### Required work
Find every line of the listing below where "ذكره" appears, and copy it.

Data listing
##############################

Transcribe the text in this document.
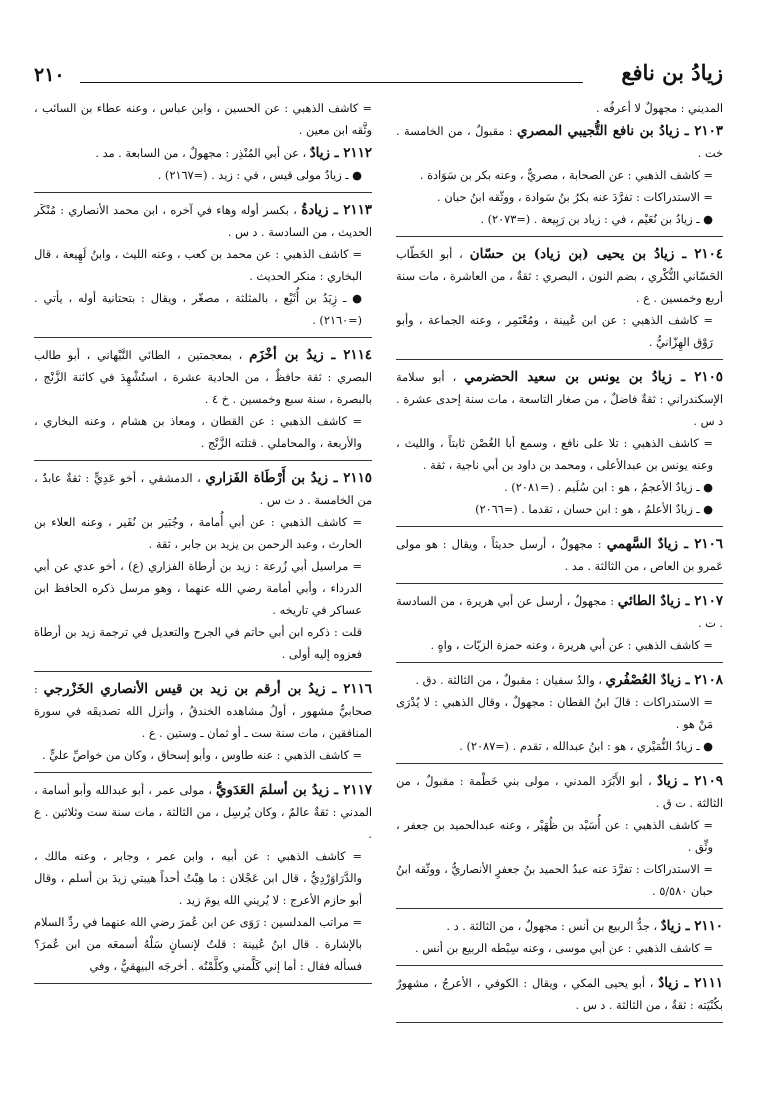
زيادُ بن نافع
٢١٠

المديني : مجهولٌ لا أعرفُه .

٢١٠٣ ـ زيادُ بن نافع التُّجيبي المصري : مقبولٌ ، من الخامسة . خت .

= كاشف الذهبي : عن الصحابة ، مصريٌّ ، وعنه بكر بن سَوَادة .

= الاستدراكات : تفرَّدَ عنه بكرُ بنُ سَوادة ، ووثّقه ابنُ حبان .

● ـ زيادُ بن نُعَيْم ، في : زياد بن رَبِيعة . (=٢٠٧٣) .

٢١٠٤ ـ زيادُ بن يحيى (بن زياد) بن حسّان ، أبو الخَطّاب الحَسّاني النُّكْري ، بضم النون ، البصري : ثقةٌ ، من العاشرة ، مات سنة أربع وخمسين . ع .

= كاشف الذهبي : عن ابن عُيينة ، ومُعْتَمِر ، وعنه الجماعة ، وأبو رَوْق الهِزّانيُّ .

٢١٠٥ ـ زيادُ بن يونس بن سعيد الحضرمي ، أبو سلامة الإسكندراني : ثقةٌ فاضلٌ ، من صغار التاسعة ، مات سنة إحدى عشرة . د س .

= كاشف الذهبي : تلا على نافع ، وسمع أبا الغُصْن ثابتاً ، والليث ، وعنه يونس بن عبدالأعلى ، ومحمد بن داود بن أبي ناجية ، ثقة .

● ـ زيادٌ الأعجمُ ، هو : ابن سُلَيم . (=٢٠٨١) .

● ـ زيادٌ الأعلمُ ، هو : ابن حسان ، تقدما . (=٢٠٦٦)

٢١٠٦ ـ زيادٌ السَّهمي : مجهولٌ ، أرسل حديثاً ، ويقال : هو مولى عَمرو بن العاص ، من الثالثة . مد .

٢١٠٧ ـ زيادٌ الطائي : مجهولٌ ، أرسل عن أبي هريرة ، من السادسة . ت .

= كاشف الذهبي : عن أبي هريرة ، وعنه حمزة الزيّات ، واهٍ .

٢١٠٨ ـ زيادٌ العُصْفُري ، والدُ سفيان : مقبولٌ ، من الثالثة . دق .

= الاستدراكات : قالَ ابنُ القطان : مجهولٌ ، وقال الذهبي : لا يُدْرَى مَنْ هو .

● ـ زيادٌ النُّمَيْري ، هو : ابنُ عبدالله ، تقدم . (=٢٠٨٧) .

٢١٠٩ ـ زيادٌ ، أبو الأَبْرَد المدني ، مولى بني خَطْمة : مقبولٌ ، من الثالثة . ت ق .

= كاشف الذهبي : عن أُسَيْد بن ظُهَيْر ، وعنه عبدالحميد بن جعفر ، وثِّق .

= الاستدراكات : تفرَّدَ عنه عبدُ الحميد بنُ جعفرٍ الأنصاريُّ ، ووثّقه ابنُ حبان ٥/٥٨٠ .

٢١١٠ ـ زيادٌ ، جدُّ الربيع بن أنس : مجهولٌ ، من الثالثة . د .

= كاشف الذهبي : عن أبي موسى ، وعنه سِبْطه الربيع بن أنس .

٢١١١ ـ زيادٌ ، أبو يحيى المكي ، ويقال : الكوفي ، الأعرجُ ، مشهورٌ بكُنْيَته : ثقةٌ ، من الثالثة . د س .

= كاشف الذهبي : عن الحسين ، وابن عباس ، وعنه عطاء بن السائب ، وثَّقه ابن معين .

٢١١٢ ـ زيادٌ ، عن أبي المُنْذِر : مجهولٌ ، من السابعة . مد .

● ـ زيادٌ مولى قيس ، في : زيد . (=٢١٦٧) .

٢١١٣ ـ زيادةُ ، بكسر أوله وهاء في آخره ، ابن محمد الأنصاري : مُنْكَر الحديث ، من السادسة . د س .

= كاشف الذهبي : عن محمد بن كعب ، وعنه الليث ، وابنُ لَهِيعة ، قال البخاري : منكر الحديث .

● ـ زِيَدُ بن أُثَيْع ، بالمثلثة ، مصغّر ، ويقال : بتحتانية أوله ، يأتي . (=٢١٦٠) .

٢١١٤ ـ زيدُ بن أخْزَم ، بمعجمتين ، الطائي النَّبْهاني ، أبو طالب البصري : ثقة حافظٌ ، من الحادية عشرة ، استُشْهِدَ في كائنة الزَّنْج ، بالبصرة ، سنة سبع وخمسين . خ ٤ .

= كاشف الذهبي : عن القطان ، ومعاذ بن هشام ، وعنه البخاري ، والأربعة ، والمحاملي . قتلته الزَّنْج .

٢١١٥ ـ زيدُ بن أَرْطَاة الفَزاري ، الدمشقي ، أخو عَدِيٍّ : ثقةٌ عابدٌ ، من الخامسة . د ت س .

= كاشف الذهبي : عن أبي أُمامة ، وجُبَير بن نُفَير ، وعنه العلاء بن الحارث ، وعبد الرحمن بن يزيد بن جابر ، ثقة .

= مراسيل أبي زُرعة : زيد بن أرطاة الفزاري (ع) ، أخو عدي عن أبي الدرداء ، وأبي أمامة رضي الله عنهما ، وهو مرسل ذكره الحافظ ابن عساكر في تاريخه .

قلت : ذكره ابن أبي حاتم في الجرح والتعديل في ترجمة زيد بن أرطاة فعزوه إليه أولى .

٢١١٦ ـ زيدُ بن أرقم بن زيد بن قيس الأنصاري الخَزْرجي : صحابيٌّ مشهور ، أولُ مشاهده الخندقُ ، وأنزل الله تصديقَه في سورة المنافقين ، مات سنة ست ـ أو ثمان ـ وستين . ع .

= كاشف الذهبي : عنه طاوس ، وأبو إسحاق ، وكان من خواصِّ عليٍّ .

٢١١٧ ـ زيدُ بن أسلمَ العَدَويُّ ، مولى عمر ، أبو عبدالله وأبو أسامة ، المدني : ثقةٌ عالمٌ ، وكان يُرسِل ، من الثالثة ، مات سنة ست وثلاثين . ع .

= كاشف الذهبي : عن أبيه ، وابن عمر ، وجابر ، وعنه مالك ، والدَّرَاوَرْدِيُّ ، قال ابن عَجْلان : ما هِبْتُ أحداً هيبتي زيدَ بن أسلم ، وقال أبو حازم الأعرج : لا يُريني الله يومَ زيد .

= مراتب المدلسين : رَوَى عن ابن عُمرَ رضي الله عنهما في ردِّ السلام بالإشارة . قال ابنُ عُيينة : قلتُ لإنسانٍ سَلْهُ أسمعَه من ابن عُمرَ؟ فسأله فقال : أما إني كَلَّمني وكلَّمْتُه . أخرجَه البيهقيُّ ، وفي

##############################

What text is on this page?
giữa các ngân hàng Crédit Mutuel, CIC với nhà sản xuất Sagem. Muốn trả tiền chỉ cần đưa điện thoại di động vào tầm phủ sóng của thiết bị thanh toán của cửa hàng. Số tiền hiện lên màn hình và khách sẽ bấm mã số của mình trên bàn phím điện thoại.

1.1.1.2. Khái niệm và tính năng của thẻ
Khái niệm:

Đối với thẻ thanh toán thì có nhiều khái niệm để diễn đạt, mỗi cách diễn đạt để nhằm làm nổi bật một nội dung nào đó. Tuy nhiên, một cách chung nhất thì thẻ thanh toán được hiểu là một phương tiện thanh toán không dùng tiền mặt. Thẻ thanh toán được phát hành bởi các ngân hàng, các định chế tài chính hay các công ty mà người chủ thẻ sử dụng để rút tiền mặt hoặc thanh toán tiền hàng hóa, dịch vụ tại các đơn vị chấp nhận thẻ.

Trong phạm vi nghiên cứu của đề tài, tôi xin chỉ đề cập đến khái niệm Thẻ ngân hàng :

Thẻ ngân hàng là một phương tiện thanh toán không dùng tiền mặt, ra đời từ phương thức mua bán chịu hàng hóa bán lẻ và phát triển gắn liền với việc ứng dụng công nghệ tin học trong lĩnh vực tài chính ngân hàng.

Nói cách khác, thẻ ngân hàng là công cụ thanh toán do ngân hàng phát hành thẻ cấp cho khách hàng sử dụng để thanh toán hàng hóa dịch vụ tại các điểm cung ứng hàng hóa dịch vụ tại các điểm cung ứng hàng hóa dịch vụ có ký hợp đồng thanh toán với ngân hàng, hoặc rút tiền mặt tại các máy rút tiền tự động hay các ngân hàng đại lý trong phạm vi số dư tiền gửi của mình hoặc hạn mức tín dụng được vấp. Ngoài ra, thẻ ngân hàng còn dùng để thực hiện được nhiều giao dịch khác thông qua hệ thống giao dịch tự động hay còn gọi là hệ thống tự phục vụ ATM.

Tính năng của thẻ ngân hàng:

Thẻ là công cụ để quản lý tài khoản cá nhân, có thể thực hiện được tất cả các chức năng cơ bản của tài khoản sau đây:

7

##############################

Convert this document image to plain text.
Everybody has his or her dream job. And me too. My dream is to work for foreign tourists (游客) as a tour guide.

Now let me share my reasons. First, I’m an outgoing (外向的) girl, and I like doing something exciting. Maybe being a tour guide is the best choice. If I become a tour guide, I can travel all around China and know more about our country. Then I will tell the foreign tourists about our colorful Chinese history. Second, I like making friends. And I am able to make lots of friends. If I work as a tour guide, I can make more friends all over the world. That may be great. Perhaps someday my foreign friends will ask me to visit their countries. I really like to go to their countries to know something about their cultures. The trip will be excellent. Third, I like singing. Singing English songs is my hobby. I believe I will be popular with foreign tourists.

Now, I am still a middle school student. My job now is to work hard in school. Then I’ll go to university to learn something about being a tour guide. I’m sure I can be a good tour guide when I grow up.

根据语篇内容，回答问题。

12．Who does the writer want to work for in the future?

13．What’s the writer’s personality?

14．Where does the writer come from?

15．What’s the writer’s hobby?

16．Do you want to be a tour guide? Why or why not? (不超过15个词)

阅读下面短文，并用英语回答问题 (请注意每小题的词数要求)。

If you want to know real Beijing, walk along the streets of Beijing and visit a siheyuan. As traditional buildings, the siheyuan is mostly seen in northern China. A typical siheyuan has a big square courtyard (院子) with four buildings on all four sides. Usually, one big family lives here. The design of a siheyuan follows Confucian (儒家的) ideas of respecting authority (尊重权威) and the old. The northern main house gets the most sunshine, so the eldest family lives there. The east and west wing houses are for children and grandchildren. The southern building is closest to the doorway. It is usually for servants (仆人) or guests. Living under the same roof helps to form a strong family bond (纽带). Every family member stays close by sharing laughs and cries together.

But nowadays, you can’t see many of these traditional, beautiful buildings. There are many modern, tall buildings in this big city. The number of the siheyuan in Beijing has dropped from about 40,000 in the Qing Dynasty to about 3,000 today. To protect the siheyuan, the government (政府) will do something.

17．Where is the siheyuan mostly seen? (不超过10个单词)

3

##############################

### Complete output
= مراسيل أبي زُرعة : زيد بن أرطاة الفزاري (ع) ، أخو عدي عن أبي الدرداء ، وأبي أمامة رضي الله عنهما ، وهو مرسل ذكره الحافظ ابن عساكر في تاريخه .
قلت : ذكره ابن أبي حاتم في الجرح والتعديل في ترجمة زيد بن أرطاة فعزوه إليه أولى .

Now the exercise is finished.